> MATERIAL SUPPLIED:
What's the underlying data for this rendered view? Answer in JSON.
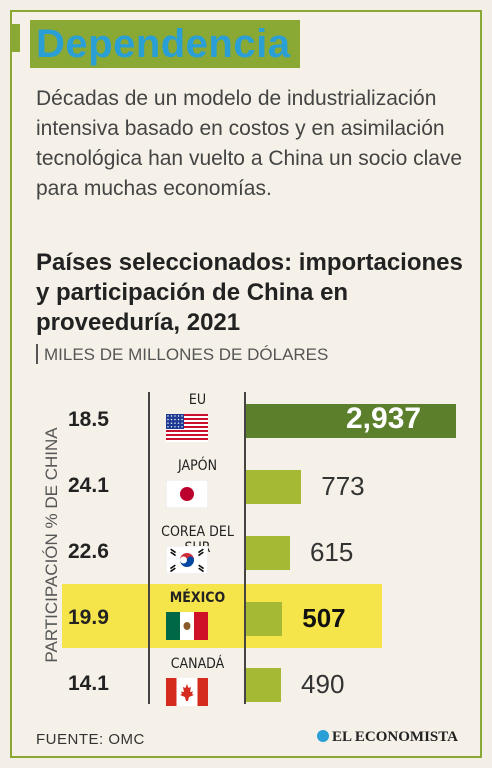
{
  "header": {
    "title": "Dependencia",
    "intro": "Décadas de un modelo de industrialización intensiva basado en costos y en asimilación tecnológica han vuelto a China un socio clave para muchas economías.",
    "subtitle": "Países seleccionados: importaciones y participación de China en proveeduría, 2021",
    "units": "MILES DE MILLONES DE DÓLARES"
  },
  "colors": {
    "accent_green": "#8aa834",
    "dark_green": "#5b7f2b",
    "bar_green": "#a6b934",
    "highlight": "#f6e54a",
    "title_blue": "#2a9fd6"
  },
  "chart_data": {
    "type": "bar",
    "orientation": "horizontal",
    "title": "Países seleccionados: importaciones y participación de China en proveeduría, 2021",
    "ylabel": "PARTICIPACIÓN % DE CHINA",
    "units": "MILES DE MILLONES DE DÓLARES",
    "categories": [
      "EU",
      "JAPÓN",
      "COREA DEL SUR",
      "MÉXICO",
      "CANADÁ"
    ],
    "series": [
      {
        "values": [
          2937,
          773,
          615,
          507,
          490
        ]
      }
    ],
    "value_labels": [
      "2,937",
      "773",
      "615",
      "507",
      "490"
    ],
    "china_share": [
      "18.5",
      "24.1",
      "22.6",
      "19.9",
      "14.1"
    ],
    "flags": [
      "us-flag-icon",
      "japan-flag-icon",
      "south-korea-flag-icon",
      "mexico-flag-icon",
      "canada-flag-icon"
    ],
    "highlighted": "MÉXICO",
    "xlim": [
      0,
      2937
    ]
  },
  "footer": {
    "source": "FUENTE:  OMC",
    "logo": "EL ECONOMISTA"
  }
}
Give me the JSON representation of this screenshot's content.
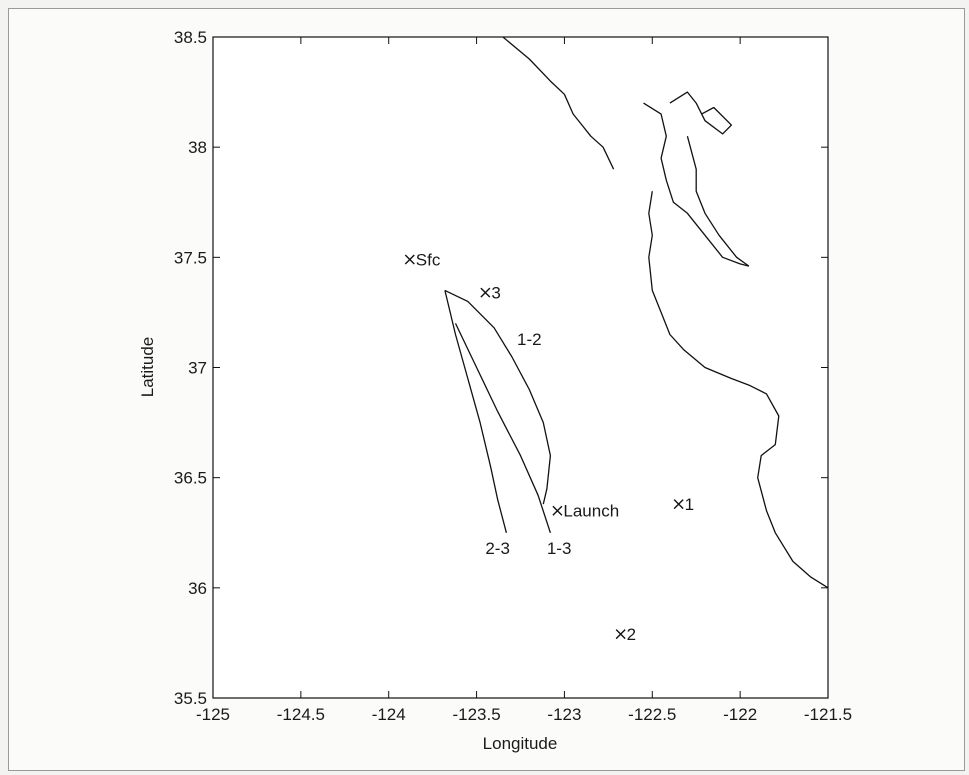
{
  "chart_data": {
    "type": "line",
    "title": "",
    "xlabel": "Longitude",
    "ylabel": "Latitude",
    "xlim": [
      -125,
      -121.5
    ],
    "ylim": [
      35.5,
      38.5
    ],
    "x_ticks": [
      -125,
      -124.5,
      -124,
      -123.5,
      -123,
      -122.5,
      -122,
      -121.5
    ],
    "y_ticks": [
      35.5,
      36,
      36.5,
      37,
      37.5,
      38,
      38.5
    ],
    "grid": false,
    "legend": "none",
    "colors": {
      "line": "#111111",
      "text": "#1a1a1a",
      "background": "#fbfbf9"
    },
    "markers": [
      {
        "label": "Sfc",
        "lon": -123.88,
        "lat": 37.49
      },
      {
        "label": "3",
        "lon": -123.45,
        "lat": 37.34
      },
      {
        "label": "Launch",
        "lon": -123.04,
        "lat": 36.35
      },
      {
        "label": "1",
        "lon": -122.35,
        "lat": 36.38
      },
      {
        "label": "2",
        "lon": -122.68,
        "lat": 35.79
      }
    ],
    "track_labels": [
      {
        "label": "1-2",
        "lon": -123.27,
        "lat": 37.13
      },
      {
        "label": "2-3",
        "lon": -123.45,
        "lat": 36.18
      },
      {
        "label": "1-3",
        "lon": -123.1,
        "lat": 36.18
      }
    ],
    "series": [
      {
        "values": [
          [
            -123.68,
            37.35
          ],
          [
            -123.55,
            37.3
          ],
          [
            -123.4,
            37.18
          ],
          [
            -123.3,
            37.05
          ],
          [
            -123.2,
            36.9
          ],
          [
            -123.12,
            36.75
          ],
          [
            -123.08,
            36.6
          ],
          [
            -123.1,
            36.45
          ],
          [
            -123.12,
            36.38
          ]
        ]
      },
      {
        "values": [
          [
            -123.68,
            37.35
          ],
          [
            -123.62,
            37.15
          ],
          [
            -123.55,
            36.95
          ],
          [
            -123.48,
            36.75
          ],
          [
            -123.42,
            36.55
          ],
          [
            -123.38,
            36.4
          ],
          [
            -123.33,
            36.25
          ]
        ]
      },
      {
        "values": [
          [
            -123.62,
            37.2
          ],
          [
            -123.5,
            37.0
          ],
          [
            -123.38,
            36.8
          ],
          [
            -123.25,
            36.6
          ],
          [
            -123.15,
            36.42
          ],
          [
            -123.08,
            36.25
          ]
        ]
      },
      {
        "values": [
          [
            -123.35,
            38.5
          ],
          [
            -123.2,
            38.4
          ],
          [
            -123.08,
            38.3
          ],
          [
            -123.0,
            38.24
          ],
          [
            -122.95,
            38.15
          ],
          [
            -122.9,
            38.1
          ],
          [
            -122.85,
            38.05
          ],
          [
            -122.78,
            38.0
          ],
          [
            -122.72,
            37.9
          ]
        ]
      },
      {
        "values": [
          [
            -122.55,
            38.2
          ],
          [
            -122.45,
            38.15
          ],
          [
            -122.42,
            38.05
          ],
          [
            -122.45,
            37.95
          ],
          [
            -122.42,
            37.85
          ],
          [
            -122.38,
            37.75
          ],
          [
            -122.3,
            37.7
          ],
          [
            -122.2,
            37.6
          ],
          [
            -122.1,
            37.5
          ],
          [
            -122.0,
            37.47
          ],
          [
            -121.95,
            37.46
          ]
        ]
      },
      {
        "values": [
          [
            -122.5,
            37.8
          ],
          [
            -122.52,
            37.7
          ],
          [
            -122.5,
            37.6
          ],
          [
            -122.52,
            37.5
          ],
          [
            -122.5,
            37.35
          ],
          [
            -122.45,
            37.25
          ],
          [
            -122.4,
            37.15
          ],
          [
            -122.32,
            37.08
          ],
          [
            -122.2,
            37.0
          ],
          [
            -122.05,
            36.95
          ],
          [
            -121.95,
            36.92
          ],
          [
            -121.85,
            36.88
          ],
          [
            -121.78,
            36.78
          ],
          [
            -121.8,
            36.65
          ],
          [
            -121.88,
            36.6
          ],
          [
            -121.9,
            36.5
          ],
          [
            -121.85,
            36.35
          ],
          [
            -121.8,
            36.25
          ],
          [
            -121.7,
            36.12
          ],
          [
            -121.6,
            36.05
          ],
          [
            -121.5,
            36.0
          ]
        ]
      },
      {
        "values": [
          [
            -122.4,
            38.2
          ],
          [
            -122.3,
            38.25
          ],
          [
            -122.25,
            38.2
          ],
          [
            -122.2,
            38.12
          ],
          [
            -122.1,
            38.06
          ],
          [
            -122.05,
            38.1
          ],
          [
            -122.15,
            38.18
          ],
          [
            -122.22,
            38.15
          ]
        ]
      },
      {
        "values": [
          [
            -122.3,
            38.05
          ],
          [
            -122.25,
            37.9
          ],
          [
            -122.25,
            37.8
          ],
          [
            -122.2,
            37.7
          ],
          [
            -122.12,
            37.6
          ],
          [
            -122.02,
            37.5
          ],
          [
            -121.95,
            37.46
          ]
        ]
      }
    ]
  }
}
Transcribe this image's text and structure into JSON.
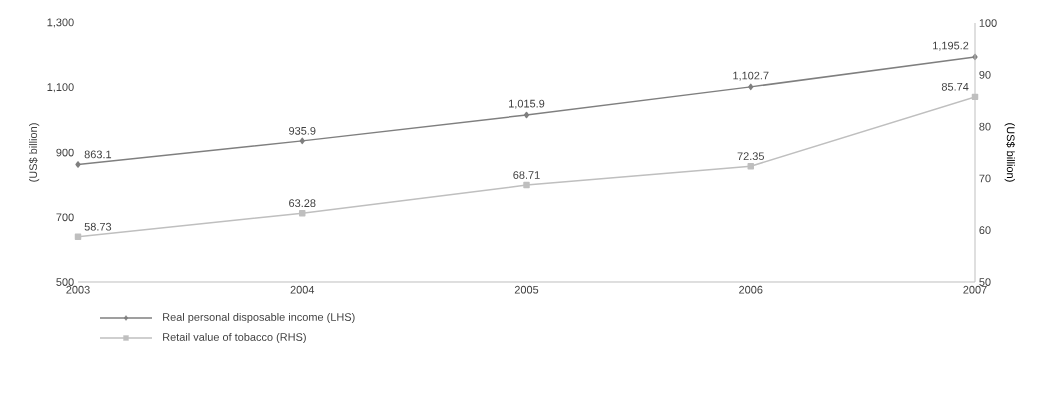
{
  "chart_data": {
    "type": "line",
    "ylabel": "(US$ billion)",
    "y2label": "(US$ billion)",
    "x": [
      2003,
      2004,
      2005,
      2006,
      2007
    ],
    "xlim": [
      2003,
      2007
    ],
    "xticks": [
      2003,
      2004,
      2005,
      2006,
      2007
    ],
    "ylim": [
      500,
      1300
    ],
    "yticks": [
      500,
      700,
      900,
      {
        "value": 1100,
        "label": "1,100"
      },
      {
        "value": 1300,
        "label": "1,300"
      }
    ],
    "y2lim": [
      50,
      100
    ],
    "y2ticks": [
      50,
      60,
      70,
      80,
      90,
      100
    ],
    "legend": "bottom left",
    "series": [
      {
        "name": "Real personal disposable income (LHS)",
        "color": "#7f7f7f",
        "marker": "diamond",
        "values": [
          863.1,
          935.9,
          1015.9,
          1102.7,
          1195.2
        ],
        "value_labels": [
          "863.1",
          "935.9",
          "1,015.9",
          "1,102.7",
          "1,195.2"
        ]
      },
      {
        "name": "Retail value of tobacco (RHS)",
        "color": "#bfbfbf",
        "marker": "square",
        "axis": "y2",
        "values": [
          58.73,
          63.28,
          68.71,
          72.35,
          85.74
        ],
        "value_labels": [
          "58.73",
          "63.28",
          "68.71",
          "72.35",
          "85.74"
        ]
      }
    ]
  }
}
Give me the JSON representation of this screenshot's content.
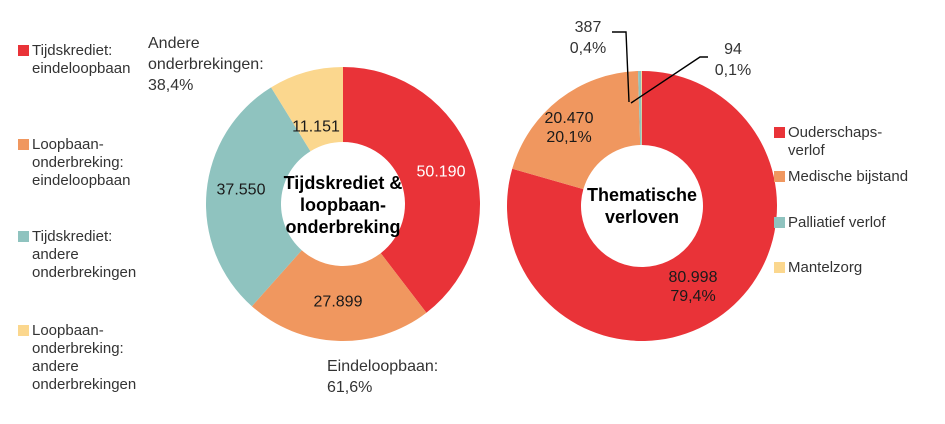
{
  "colors": {
    "red": "#E93338",
    "orange": "#F0975F",
    "teal": "#8FC3BF",
    "cream": "#FBD78E",
    "label_text": "#333333",
    "value_text_on_red": "#FFFFFF",
    "leader_line": "#000000"
  },
  "chart_data": [
    {
      "type": "pie",
      "subtype": "donut",
      "center_title": "Tijdskrediet &\nloopbaan-\nonderbreking",
      "categories": [
        "Tijdskrediet: eindeloopbaan",
        "Loopbaan-onderbreking: eindeloopbaan",
        "Tijdskrediet: andere onderbrekingen",
        "Loopbaan-onderbreking: andere onderbrekingen"
      ],
      "values": [
        50190,
        27899,
        37550,
        11151
      ],
      "percentages": [
        39.6,
        22.0,
        29.6,
        8.8
      ],
      "value_labels": [
        "50.190",
        "27.899",
        "37.550",
        "11.151"
      ],
      "colors": [
        "#E93338",
        "#F0975F",
        "#8FC3BF",
        "#FBD78E"
      ],
      "start_angle_deg": 0,
      "direction": "clockwise",
      "annotations": [
        "Andere\nonderbrekingen:\n38,4%",
        "Eindeloopbaan:\n61,6%"
      ],
      "legend": [
        "Tijdskrediet:\neindeloopbaan",
        "Loopbaan-\nonderbreking:\neindeloopbaan",
        "Tijdskrediet:\nandere\nonderbrekingen",
        "Loopbaan-\nonderbreking:\nandere\nonderbrekingen"
      ],
      "legend_position": "left"
    },
    {
      "type": "pie",
      "subtype": "donut",
      "center_title": "Thematische\nverloven",
      "categories": [
        "Ouderschapsverlof",
        "Medische bijstand",
        "Palliatief verlof",
        "Mantelzorg"
      ],
      "values": [
        80998,
        20470,
        387,
        94
      ],
      "percentages": [
        79.4,
        20.1,
        0.4,
        0.1
      ],
      "value_labels": [
        "80.998\n79,4%",
        "20.470\n20,1%",
        "387\n0,4%",
        "94\n0,1%"
      ],
      "colors": [
        "#E93338",
        "#F0975F",
        "#8FC3BF",
        "#FBD78E"
      ],
      "start_angle_deg": 0,
      "direction": "clockwise",
      "legend": [
        "Ouderschaps-\nverlof",
        "Medische bijstand",
        "Palliatief verlof",
        "Mantelzorg"
      ],
      "legend_position": "right"
    }
  ]
}
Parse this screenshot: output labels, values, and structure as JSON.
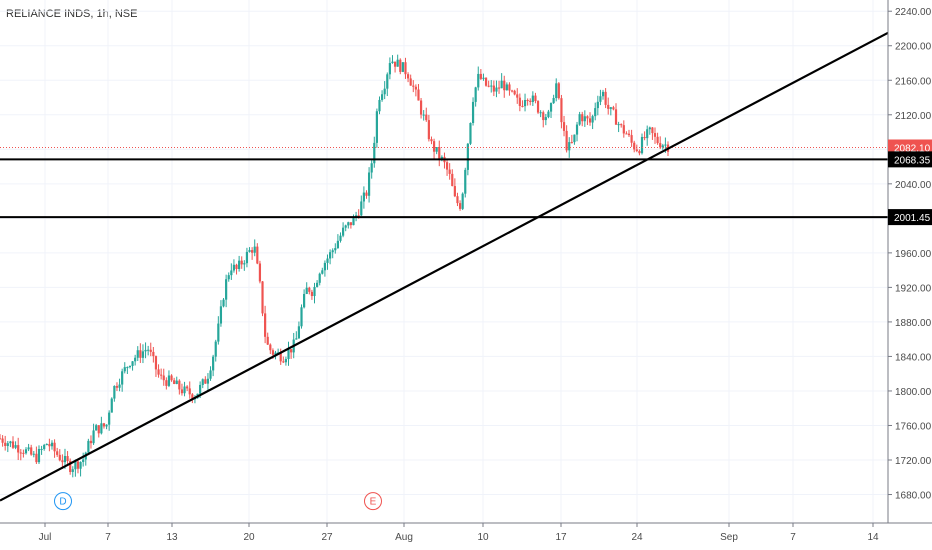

> THE REQUEST:
Collect each line containing the string "left".

> SOLUTION FOR THIS EXERCISE:
    "legend": "bottom left",
      "legend_position": "left"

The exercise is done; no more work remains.